What follows is a set of entries. Give them again exactly, without the pictures.

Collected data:
________________________________________

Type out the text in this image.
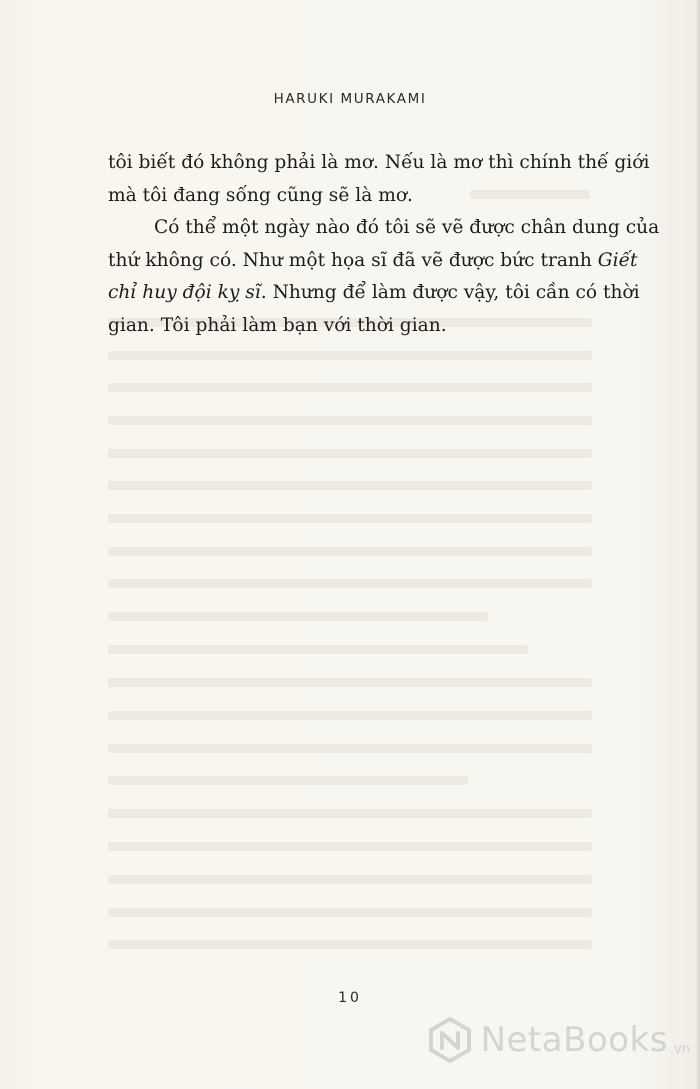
HARUKI MURAKAMI

tôi biết đó không phải là mơ. Nếu là mơ thì chính thế giới
mà tôi đang sống cũng sẽ là mơ.

Có thể một ngày nào đó tôi sẽ vẽ được chân dung của
thứ không có. Như một họa sĩ đã vẽ được bức tranh Giết
chỉ huy đội kỵ sĩ. Nhưng để làm được vậy, tôi cần có thời
gian. Tôi phải làm bạn với thời gian.

10
NetaBooks .vn
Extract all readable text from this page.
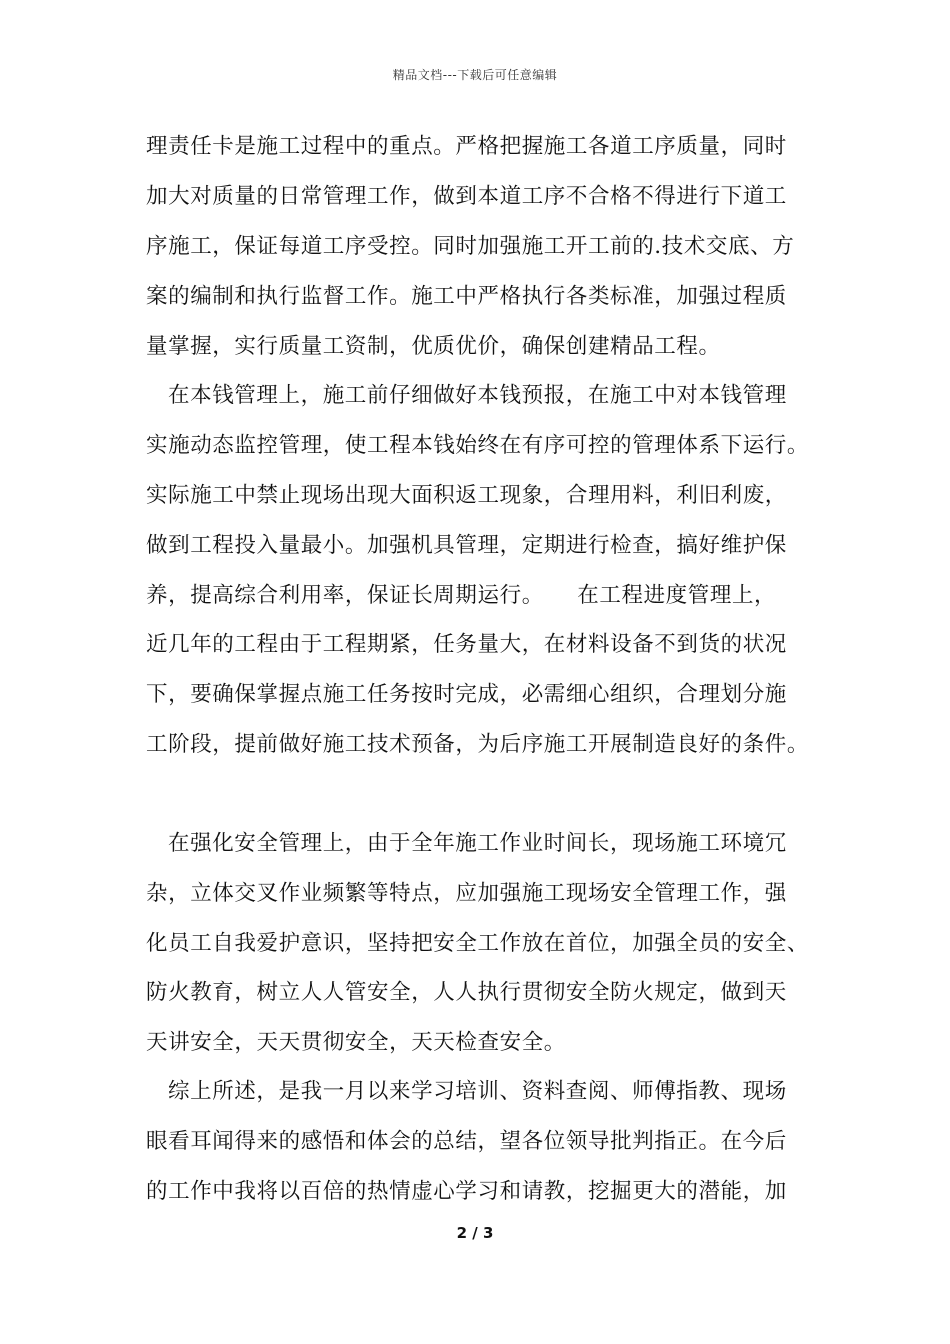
精品文档---下载后可任意编辑
理责任卡是施工过程中的重点。严格把握施工各道工序质量，同时
加大对质量的日常管理工作，做到本道工序不合格不得进行下道工
序施工，保证每道工序受控。同时加强施工开工前的.技术交底、方
案的编制和执行监督工作。施工中严格执行各类标准，加强过程质
量掌握，实行质量工资制，优质优价，确保创建精品工程。
在本钱管理上，施工前仔细做好本钱预报，在施工中对本钱管理
实施动态监控管理，使工程本钱始终在有序可控的管理体系下运行。
实际施工中禁止现场出现大面积返工现象，合理用料，利旧利废，
做到工程投入量最小。加强机具管理，定期进行检查，搞好维护保
养，提高综合利用率，保证长周期运行。　　在工程进度管理上，
近几年的工程由于工程期紧，任务量大，在材料设备不到货的状况
下，要确保掌握点施工任务按时完成，必需细心组织，合理划分施
工阶段，提前做好施工技术预备，为后序施工开展制造良好的条件。
在强化安全管理上，由于全年施工作业时间长，现场施工环境冗
杂，立体交叉作业频繁等特点，应加强施工现场安全管理工作，强
化员工自我爱护意识，坚持把安全工作放在首位，加强全员的安全、
防火教育，树立人人管安全，人人执行贯彻安全防火规定，做到天
天讲安全，天天贯彻安全，天天检查安全。
综上所述，是我一月以来学习培训、资料查阅、师傅指教、现场
眼看耳闻得来的感悟和体会的总结，望各位领导批判指正。在今后
的工作中我将以百倍的热情虚心学习和请教，挖掘更大的潜能，加
2 / 3
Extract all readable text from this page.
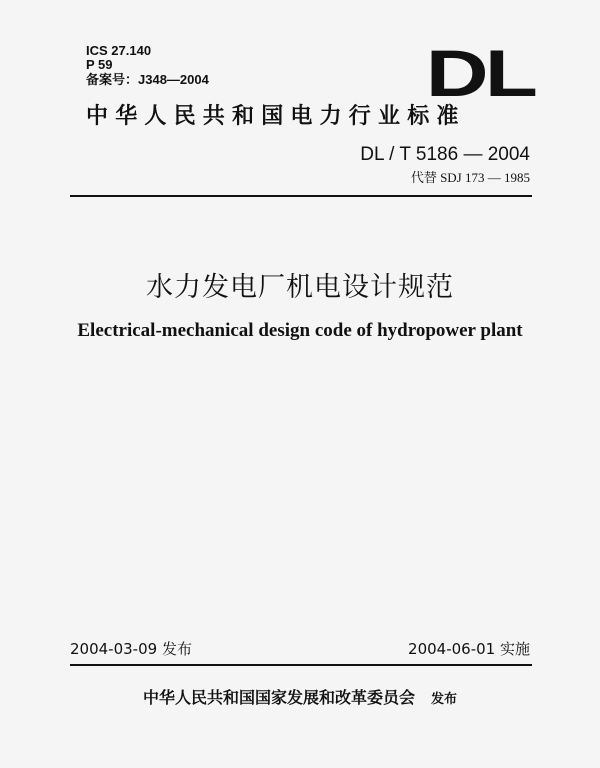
ICS 27.140
P 59
备案号：J348—2004	DL
中华人民共和国电力行业标准
DL / T 5186 — 2004
代替 SDJ 173 — 1985
水力发电厂机电设计规范
Electrical-mechanical design code of hydropower plant
2004-03-09 发布	2004-06-01 实施
中华人民共和国国家发展和改革委员会 发布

________________________________________

- _Task result_:
Type out the text in this image.
HARUKI MURAKAMI

tôi biết đó không phải là mơ. Nếu là mơ thì chính thế giới
mà tôi đang sống cũng sẽ là mơ.

Có thể một ngày nào đó tôi sẽ vẽ được chân dung của
thứ không có. Như một họa sĩ đã vẽ được bức tranh Giết
chỉ huy đội kỵ sĩ. Nhưng để làm được vậy, tôi cần có thời
gian. Tôi phải làm bạn với thời gian.

10
NetaBooks .vn
Extract all readable text from this page.
精品文档---下载后可任意编辑
理责任卡是施工过程中的重点。严格把握施工各道工序质量，同时
加大对质量的日常管理工作，做到本道工序不合格不得进行下道工
序施工，保证每道工序受控。同时加强施工开工前的.技术交底、方
案的编制和执行监督工作。施工中严格执行各类标准，加强过程质
量掌握，实行质量工资制，优质优价，确保创建精品工程。
在本钱管理上，施工前仔细做好本钱预报，在施工中对本钱管理
实施动态监控管理，使工程本钱始终在有序可控的管理体系下运行。
实际施工中禁止现场出现大面积返工现象，合理用料，利旧利废，
做到工程投入量最小。加强机具管理，定期进行检查，搞好维护保
养，提高综合利用率，保证长周期运行。　　在工程进度管理上，
近几年的工程由于工程期紧，任务量大，在材料设备不到货的状况
下，要确保掌握点施工任务按时完成，必需细心组织，合理划分施
工阶段，提前做好施工技术预备，为后序施工开展制造良好的条件。
在强化安全管理上，由于全年施工作业时间长，现场施工环境冗
杂，立体交叉作业频繁等特点，应加强施工现场安全管理工作，强
化员工自我爱护意识，坚持把安全工作放在首位，加强全员的安全、
防火教育，树立人人管安全，人人执行贯彻安全防火规定，做到天
天讲安全，天天贯彻安全，天天检查安全。
综上所述，是我一月以来学习培训、资料查阅、师傅指教、现场
眼看耳闻得来的感悟和体会的总结，望各位领导批判指正。在今后
的工作中我将以百倍的热情虚心学习和请教，挖掘更大的潜能，加
2 / 3
Extract all readable text from this page.
ICS 27.140
P 59
备案号：J348—2004	DL
中华人民共和国电力行业标准
DL / T 5186 — 2004
代替 SDJ 173 — 1985
水力发电厂机电设计规范
Electrical-mechanical design code of hydropower plant
2004-03-09 发布	2004-06-01 实施
中华人民共和国国家发展和改革委员会 发布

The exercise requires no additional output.